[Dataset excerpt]

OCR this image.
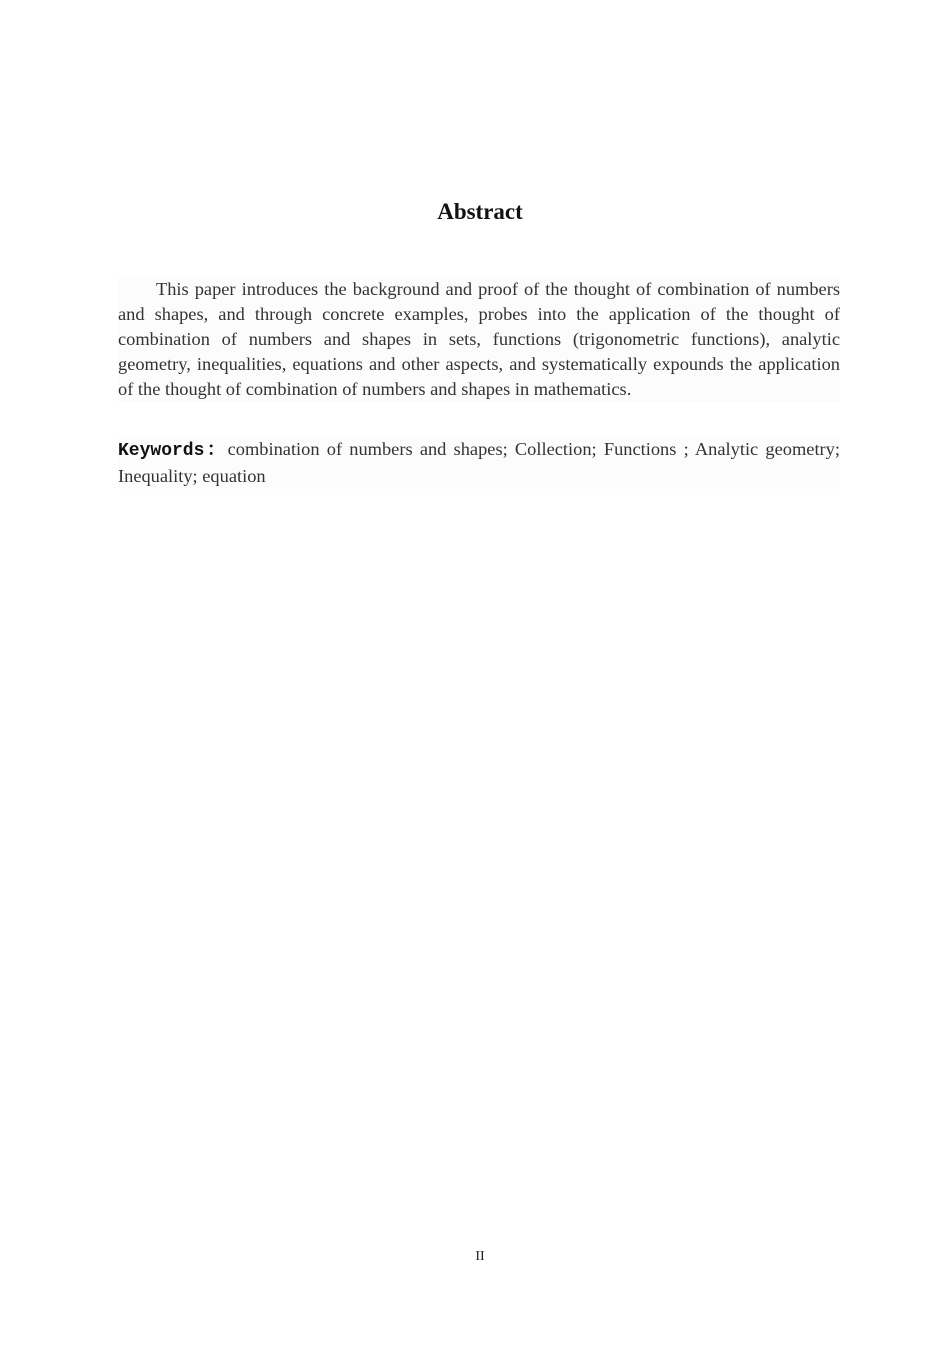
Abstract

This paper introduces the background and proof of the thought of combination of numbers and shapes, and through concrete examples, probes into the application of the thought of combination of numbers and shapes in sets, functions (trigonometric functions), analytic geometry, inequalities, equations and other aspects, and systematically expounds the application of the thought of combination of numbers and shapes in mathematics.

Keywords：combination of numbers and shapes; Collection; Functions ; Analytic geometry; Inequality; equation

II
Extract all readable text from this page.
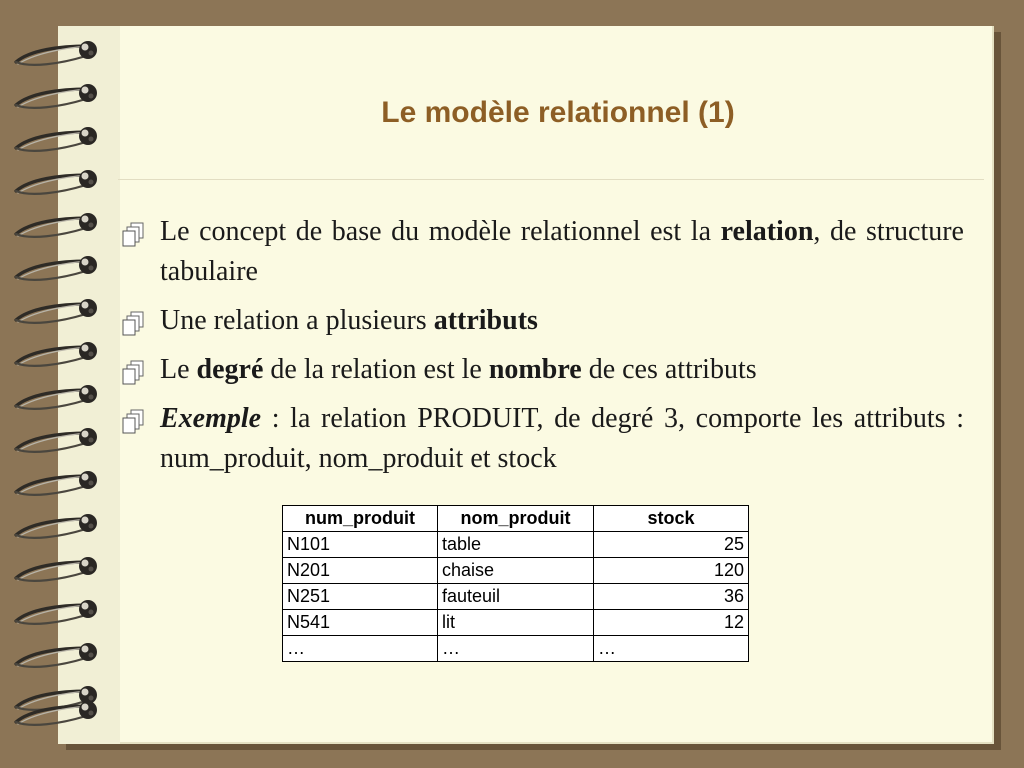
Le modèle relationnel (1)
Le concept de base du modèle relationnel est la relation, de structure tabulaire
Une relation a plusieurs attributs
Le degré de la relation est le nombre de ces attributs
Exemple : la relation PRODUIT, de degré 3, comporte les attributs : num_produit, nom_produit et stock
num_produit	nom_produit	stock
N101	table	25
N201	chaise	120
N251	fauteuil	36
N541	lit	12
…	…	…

▶ WRITTEN TASK: Reproduce the material above verbatim; omit every picture.

▶ WORKED SOLUTION:
OCR this image.
Abstract

This paper introduces the background and proof of the thought of combination of numbers and shapes, and through concrete examples, probes into the application of the thought of combination of numbers and shapes in sets, functions (trigonometric functions), analytic geometry, inequalities, equations and other aspects, and systematically expounds the application of the thought of combination of numbers and shapes in mathematics.

Keywords：combination of numbers and shapes; Collection; Functions ; Analytic geometry; Inequality; equation

II
Extract all readable text from this page.
Le modèle relationnel (1)
Le concept de base du modèle relationnel est la relation, de structure tabulaire
Une relation a plusieurs attributs
Le degré de la relation est le nombre de ces attributs
Exemple : la relation PRODUIT, de degré 3, comporte les attributs : num_produit, nom_produit et stock
num_produit	nom_produit	stock
N101	table	25
N201	chaise	120
N251	fauteuil	36
N541	lit	12
…	…	…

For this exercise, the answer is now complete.